- **Exercise prompt**
Copy the data exactly as it appears, and do not include any pictures.

## BEGIN Records provided

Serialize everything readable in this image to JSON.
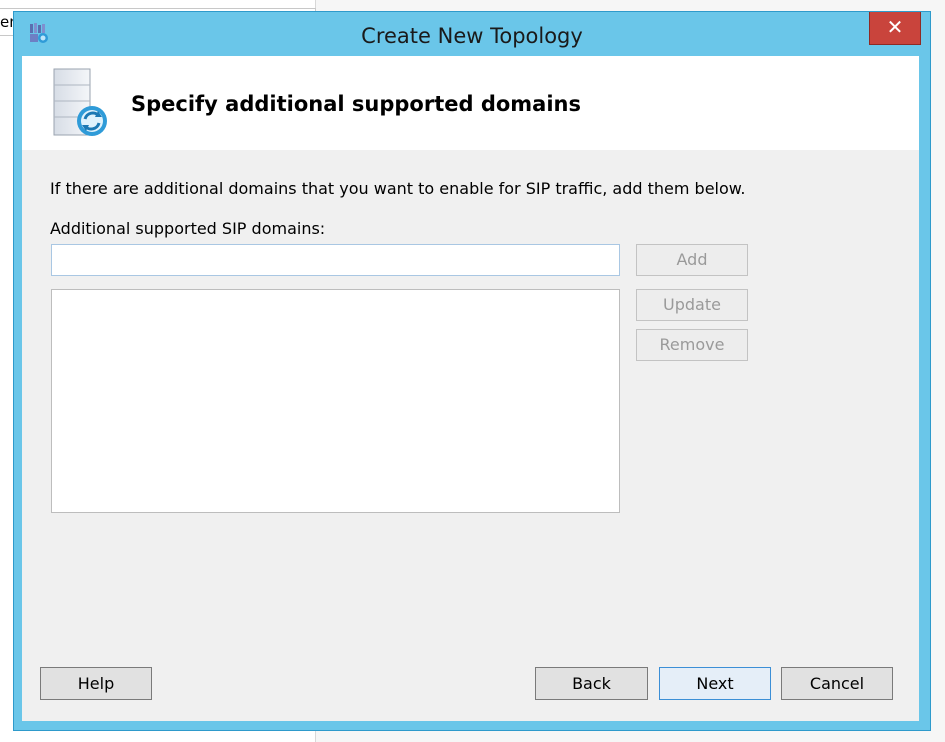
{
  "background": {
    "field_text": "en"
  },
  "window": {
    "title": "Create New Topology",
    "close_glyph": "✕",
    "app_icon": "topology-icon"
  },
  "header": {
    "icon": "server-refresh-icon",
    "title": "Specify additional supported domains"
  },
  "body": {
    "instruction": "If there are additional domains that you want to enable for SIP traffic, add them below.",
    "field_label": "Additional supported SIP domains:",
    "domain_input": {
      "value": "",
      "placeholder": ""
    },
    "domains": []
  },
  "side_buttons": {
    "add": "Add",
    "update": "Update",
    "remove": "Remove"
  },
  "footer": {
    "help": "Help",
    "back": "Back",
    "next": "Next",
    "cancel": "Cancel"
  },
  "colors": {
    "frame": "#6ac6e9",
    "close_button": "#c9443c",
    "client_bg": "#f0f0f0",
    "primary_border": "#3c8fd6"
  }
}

## END Records provided

- **Task output**
Serialize everything readable in this image to JSON.
{
  "background": {
    "field_text": "en"
  },
  "window": {
    "title": "Create New Topology",
    "close_glyph": "✕",
    "app_icon": "topology-icon"
  },
  "header": {
    "icon": "server-refresh-icon",
    "title": "Specify additional supported domains"
  },
  "body": {
    "instruction": "If there are additional domains that you want to enable for SIP traffic, add them below.",
    "field_label": "Additional supported SIP domains:",
    "domain_input": {
      "value": "",
      "placeholder": ""
    },
    "domains": []
  },
  "side_buttons": {
    "add": "Add",
    "update": "Update",
    "remove": "Remove"
  },
  "footer": {
    "help": "Help",
    "back": "Back",
    "next": "Next",
    "cancel": "Cancel"
  },
  "colors": {
    "frame": "#6ac6e9",
    "close_button": "#c9443c",
    "client_bg": "#f0f0f0",
    "primary_border": "#3c8fd6"
  }
}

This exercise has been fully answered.